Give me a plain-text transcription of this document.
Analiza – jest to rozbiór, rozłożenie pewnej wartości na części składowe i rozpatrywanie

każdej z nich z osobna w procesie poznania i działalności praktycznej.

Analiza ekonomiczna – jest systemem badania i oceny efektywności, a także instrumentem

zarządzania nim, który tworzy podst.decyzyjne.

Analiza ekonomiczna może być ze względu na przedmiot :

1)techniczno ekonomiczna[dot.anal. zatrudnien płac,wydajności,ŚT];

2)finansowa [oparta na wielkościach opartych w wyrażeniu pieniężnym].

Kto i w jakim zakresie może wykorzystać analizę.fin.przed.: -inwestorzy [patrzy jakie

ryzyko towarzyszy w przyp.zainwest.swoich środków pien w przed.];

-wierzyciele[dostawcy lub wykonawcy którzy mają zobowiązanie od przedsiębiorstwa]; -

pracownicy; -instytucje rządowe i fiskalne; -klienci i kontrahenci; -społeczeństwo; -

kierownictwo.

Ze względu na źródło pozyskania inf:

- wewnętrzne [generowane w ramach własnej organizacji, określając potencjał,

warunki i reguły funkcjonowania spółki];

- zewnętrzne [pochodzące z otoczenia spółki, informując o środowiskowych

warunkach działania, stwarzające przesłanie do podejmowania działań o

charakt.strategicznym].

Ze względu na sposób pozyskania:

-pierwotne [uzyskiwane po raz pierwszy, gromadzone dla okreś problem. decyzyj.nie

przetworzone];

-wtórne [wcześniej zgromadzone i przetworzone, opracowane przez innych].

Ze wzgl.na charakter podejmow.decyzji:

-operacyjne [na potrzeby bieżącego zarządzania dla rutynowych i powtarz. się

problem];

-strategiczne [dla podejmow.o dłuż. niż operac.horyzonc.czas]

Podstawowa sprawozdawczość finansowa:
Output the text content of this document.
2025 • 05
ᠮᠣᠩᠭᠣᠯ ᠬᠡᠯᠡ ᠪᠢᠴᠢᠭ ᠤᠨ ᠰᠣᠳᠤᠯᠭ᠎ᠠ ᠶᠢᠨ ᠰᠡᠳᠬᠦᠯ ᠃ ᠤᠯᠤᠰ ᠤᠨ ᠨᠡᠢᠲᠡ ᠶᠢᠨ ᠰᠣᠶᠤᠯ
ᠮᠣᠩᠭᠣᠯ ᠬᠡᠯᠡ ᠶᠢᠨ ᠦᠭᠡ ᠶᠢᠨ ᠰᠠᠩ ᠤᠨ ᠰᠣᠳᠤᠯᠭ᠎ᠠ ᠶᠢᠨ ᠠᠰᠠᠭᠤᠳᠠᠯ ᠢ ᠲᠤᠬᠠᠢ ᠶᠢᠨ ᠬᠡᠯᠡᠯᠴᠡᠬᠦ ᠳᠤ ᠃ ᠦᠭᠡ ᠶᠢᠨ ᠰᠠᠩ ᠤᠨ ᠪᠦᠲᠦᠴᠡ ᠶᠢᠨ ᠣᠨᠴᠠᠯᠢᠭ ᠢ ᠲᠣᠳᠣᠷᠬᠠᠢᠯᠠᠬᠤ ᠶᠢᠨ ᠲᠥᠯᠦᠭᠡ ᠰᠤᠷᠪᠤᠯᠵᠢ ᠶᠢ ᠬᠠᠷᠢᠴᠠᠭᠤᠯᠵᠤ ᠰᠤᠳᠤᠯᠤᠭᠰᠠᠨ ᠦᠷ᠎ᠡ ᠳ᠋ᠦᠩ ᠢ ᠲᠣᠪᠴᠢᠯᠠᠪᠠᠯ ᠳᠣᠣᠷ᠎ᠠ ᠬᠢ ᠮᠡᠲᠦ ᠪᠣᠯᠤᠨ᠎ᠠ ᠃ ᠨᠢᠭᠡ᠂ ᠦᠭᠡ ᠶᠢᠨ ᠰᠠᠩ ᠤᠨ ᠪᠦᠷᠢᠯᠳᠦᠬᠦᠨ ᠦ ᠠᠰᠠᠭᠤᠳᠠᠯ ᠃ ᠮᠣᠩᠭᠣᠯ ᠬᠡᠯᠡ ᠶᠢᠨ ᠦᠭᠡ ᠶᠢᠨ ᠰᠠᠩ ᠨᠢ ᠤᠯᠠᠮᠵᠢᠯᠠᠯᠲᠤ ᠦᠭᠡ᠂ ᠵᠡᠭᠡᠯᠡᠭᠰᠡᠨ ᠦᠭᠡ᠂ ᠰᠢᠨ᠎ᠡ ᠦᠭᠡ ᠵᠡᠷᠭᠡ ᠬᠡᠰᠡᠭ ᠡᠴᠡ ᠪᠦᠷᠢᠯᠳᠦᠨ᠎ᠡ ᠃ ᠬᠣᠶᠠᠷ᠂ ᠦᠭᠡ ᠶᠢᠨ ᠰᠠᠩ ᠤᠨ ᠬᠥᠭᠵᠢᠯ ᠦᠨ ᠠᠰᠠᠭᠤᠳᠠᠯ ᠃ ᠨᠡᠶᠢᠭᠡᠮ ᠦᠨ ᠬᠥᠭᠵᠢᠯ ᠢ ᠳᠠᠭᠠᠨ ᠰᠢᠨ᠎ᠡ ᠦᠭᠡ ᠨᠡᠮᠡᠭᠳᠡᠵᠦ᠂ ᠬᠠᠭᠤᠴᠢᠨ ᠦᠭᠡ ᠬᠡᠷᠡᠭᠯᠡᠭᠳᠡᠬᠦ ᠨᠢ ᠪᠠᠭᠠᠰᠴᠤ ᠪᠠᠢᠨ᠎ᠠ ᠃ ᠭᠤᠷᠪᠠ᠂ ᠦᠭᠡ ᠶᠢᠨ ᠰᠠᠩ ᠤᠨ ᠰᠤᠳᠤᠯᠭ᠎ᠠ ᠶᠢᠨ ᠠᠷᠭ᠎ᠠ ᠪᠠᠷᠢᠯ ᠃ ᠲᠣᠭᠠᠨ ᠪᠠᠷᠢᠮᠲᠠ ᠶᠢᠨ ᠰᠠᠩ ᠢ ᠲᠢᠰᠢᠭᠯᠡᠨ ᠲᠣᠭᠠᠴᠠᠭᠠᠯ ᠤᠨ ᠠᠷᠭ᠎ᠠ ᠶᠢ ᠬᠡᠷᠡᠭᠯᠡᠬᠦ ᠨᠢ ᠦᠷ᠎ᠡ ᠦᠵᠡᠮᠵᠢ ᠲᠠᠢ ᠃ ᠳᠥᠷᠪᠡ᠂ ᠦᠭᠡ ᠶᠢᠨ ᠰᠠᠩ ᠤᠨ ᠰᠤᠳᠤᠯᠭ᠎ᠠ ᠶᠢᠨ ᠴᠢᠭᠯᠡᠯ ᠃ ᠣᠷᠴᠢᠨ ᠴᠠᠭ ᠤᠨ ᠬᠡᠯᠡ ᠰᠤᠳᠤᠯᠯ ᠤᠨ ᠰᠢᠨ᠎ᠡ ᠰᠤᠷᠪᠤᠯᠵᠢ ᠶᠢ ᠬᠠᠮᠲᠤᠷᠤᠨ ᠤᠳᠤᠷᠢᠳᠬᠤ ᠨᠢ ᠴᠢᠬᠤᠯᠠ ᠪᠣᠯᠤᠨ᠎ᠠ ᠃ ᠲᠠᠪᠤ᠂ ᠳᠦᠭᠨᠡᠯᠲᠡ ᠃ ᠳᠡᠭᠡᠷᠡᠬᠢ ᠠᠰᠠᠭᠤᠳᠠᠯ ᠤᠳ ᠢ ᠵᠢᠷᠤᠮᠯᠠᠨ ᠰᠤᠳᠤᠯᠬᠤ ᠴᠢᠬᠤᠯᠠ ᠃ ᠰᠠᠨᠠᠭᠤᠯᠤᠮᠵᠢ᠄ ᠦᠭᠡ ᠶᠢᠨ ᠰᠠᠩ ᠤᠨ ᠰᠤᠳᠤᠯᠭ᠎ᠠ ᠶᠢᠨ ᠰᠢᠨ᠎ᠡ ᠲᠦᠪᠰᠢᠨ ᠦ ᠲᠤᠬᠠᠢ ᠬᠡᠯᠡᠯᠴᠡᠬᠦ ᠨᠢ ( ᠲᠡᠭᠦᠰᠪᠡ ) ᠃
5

┄┄┄┄┄┄┄┄┄┄┄┄┄┄┄┄┄┄┄┄

EXERCISE INSTRUCTIONS:
Say how many lines of the data include the word "spółki". Nothing other than the number should be given.

FULL SOLUTION:
2